#### [GIVEN TASK]
Would you quote the material below in full and unchanged?

#### [Excerpts from a figure dataset]
══════

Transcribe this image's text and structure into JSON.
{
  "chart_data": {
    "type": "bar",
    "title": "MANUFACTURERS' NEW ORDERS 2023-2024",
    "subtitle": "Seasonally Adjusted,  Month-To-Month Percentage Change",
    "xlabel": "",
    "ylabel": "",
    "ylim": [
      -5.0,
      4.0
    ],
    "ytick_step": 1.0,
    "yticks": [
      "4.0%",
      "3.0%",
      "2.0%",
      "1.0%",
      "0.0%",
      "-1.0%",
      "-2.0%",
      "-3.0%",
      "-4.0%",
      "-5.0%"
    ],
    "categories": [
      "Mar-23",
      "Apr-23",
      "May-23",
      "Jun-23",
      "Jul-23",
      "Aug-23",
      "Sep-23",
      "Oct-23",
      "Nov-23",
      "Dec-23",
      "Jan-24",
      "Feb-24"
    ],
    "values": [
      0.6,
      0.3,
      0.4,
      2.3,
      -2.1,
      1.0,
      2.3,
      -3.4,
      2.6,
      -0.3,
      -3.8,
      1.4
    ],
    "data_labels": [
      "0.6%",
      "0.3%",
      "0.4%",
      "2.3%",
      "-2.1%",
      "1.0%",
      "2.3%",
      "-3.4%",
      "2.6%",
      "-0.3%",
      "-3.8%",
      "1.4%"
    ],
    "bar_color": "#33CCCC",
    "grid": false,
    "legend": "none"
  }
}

══════

#### [OUTPUT FOR THIS TASK]
Transcribe this image's text and structure into JSON.
{
  "chart_data": {
    "type": "bar",
    "title": "MANUFACTURERS' NEW ORDERS 2023-2024",
    "subtitle": "Seasonally Adjusted,  Month-To-Month Percentage Change",
    "xlabel": "",
    "ylabel": "",
    "ylim": [
      -5.0,
      4.0
    ],
    "ytick_step": 1.0,
    "yticks": [
      "4.0%",
      "3.0%",
      "2.0%",
      "1.0%",
      "0.0%",
      "-1.0%",
      "-2.0%",
      "-3.0%",
      "-4.0%",
      "-5.0%"
    ],
    "categories": [
      "Mar-23",
      "Apr-23",
      "May-23",
      "Jun-23",
      "Jul-23",
      "Aug-23",
      "Sep-23",
      "Oct-23",
      "Nov-23",
      "Dec-23",
      "Jan-24",
      "Feb-24"
    ],
    "values": [
      0.6,
      0.3,
      0.4,
      2.3,
      -2.1,
      1.0,
      2.3,
      -3.4,
      2.6,
      -0.3,
      -3.8,
      1.4
    ],
    "data_labels": [
      "0.6%",
      "0.3%",
      "0.4%",
      "2.3%",
      "-2.1%",
      "1.0%",
      "2.3%",
      "-3.4%",
      "2.6%",
      "-0.3%",
      "-3.8%",
      "1.4%"
    ],
    "bar_color": "#33CCCC",
    "grid": false,
    "legend": "none"
  }
}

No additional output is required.